━━ Exercise materials

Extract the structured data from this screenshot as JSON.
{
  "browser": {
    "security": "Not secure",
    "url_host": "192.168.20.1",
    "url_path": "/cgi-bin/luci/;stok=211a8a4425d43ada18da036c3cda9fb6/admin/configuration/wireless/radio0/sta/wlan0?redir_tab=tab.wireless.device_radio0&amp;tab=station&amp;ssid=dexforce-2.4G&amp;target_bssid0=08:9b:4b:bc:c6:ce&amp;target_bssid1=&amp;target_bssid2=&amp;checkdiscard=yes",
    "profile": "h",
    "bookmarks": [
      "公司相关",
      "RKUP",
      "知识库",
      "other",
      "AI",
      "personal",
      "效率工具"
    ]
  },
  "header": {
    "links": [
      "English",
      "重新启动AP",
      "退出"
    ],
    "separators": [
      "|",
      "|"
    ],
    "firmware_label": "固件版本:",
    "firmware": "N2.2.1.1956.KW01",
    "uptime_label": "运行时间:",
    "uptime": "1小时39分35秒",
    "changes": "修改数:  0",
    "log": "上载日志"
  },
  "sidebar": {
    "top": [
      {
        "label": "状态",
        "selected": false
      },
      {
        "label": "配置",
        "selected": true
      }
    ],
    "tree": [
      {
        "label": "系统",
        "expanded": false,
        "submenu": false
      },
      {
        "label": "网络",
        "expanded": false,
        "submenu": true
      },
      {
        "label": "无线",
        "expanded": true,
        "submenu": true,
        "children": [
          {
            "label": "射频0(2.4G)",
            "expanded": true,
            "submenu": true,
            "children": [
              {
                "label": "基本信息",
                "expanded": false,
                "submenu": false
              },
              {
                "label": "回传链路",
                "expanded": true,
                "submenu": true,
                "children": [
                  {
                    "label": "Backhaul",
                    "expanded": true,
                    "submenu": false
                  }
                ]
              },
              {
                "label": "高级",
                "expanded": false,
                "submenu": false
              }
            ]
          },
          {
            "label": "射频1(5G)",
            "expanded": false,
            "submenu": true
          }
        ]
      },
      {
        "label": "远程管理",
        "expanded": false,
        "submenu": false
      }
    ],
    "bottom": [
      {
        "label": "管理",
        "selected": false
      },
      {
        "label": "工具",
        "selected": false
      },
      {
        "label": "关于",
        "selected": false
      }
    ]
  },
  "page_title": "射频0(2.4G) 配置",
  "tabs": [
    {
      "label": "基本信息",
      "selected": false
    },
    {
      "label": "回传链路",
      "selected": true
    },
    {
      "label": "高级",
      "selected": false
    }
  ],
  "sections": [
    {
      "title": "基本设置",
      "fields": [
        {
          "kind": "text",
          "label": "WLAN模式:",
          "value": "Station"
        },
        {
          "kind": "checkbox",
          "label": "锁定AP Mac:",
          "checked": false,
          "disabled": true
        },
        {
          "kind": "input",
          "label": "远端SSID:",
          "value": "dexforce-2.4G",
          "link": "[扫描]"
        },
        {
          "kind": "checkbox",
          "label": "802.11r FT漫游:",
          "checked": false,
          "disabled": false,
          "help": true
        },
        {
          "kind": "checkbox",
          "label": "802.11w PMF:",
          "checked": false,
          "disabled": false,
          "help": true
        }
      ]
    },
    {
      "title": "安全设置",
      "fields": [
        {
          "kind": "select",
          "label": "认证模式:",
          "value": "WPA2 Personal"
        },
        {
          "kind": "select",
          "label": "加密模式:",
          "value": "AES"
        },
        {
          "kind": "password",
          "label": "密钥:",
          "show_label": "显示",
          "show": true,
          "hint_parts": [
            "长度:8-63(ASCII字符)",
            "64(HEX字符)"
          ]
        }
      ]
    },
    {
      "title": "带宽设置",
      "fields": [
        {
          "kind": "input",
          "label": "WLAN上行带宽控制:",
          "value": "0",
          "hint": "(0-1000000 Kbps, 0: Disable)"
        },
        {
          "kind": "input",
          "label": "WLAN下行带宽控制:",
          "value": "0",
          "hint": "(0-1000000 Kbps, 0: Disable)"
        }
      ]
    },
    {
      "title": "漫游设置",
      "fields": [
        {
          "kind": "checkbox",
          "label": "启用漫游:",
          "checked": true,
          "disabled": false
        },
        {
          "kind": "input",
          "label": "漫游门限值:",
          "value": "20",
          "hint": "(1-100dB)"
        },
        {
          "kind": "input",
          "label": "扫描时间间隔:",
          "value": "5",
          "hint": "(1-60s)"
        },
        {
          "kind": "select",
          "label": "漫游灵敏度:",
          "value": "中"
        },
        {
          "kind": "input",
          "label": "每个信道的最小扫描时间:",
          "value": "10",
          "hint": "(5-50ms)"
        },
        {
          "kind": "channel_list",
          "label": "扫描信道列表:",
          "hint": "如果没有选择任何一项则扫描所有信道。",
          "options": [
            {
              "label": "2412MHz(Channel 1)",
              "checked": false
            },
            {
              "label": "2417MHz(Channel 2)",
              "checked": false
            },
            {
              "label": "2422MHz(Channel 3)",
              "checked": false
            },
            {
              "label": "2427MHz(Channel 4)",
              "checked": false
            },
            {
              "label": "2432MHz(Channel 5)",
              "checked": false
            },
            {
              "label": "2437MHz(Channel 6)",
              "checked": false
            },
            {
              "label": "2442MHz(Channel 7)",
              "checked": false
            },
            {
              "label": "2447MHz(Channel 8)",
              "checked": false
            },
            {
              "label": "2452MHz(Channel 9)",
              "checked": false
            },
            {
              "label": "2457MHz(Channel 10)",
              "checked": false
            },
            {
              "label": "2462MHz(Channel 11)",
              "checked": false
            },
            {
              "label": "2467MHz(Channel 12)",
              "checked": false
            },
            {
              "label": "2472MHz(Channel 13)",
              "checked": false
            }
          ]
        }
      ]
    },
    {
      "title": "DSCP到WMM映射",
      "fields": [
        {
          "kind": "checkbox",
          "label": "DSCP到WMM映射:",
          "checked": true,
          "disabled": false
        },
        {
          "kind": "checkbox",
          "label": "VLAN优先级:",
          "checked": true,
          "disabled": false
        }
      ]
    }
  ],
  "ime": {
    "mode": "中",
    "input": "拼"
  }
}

━━━━

Report each line in the data that holds the word "expanded".

        "expanded": false,
        "expanded": false,
        "expanded": true,
            "expanded": true,
                "expanded": false,
                "expanded": true,
                    "expanded": true,
                "expanded": false,
            "expanded": false,
        "expanded": false,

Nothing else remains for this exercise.